Task details:
Write out the entries again exactly as they are given.

[Begin Records to process]

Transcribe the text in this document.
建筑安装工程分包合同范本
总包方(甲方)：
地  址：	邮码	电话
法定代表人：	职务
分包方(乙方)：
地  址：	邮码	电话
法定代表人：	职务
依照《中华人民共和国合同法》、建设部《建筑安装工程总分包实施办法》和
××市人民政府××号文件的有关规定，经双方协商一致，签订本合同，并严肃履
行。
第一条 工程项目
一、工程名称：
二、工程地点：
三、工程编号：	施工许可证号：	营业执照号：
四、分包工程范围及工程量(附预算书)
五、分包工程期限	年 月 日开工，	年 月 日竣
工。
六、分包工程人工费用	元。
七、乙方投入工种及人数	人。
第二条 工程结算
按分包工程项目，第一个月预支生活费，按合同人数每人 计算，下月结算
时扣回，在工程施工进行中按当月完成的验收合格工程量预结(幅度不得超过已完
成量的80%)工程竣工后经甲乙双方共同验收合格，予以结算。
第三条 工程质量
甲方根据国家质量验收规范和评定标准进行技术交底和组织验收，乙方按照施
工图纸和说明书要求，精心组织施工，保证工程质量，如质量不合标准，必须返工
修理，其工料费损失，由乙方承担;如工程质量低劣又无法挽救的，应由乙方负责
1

[End Records to process]

The answer:
Transcribe the text in this document.
建筑安装工程分包合同范本
总包方(甲方)：
地  址：	邮码	电话
法定代表人：	职务
分包方(乙方)：
地  址：	邮码	电话
法定代表人：	职务
依照《中华人民共和国合同法》、建设部《建筑安装工程总分包实施办法》和
××市人民政府××号文件的有关规定，经双方协商一致，签订本合同，并严肃履
行。
第一条 工程项目
一、工程名称：
二、工程地点：
三、工程编号：	施工许可证号：	营业执照号：
四、分包工程范围及工程量(附预算书)
五、分包工程期限	年 月 日开工，	年 月 日竣
工。
六、分包工程人工费用	元。
七、乙方投入工种及人数	人。
第二条 工程结算
按分包工程项目，第一个月预支生活费，按合同人数每人 计算，下月结算
时扣回，在工程施工进行中按当月完成的验收合格工程量预结(幅度不得超过已完
成量的80%)工程竣工后经甲乙双方共同验收合格，予以结算。
第三条 工程质量
甲方根据国家质量验收规范和评定标准进行技术交底和组织验收，乙方按照施
工图纸和说明书要求，精心组织施工，保证工程质量，如质量不合标准，必须返工
修理，其工料费损失，由乙方承担;如工程质量低劣又无法挽救的，应由乙方负责
1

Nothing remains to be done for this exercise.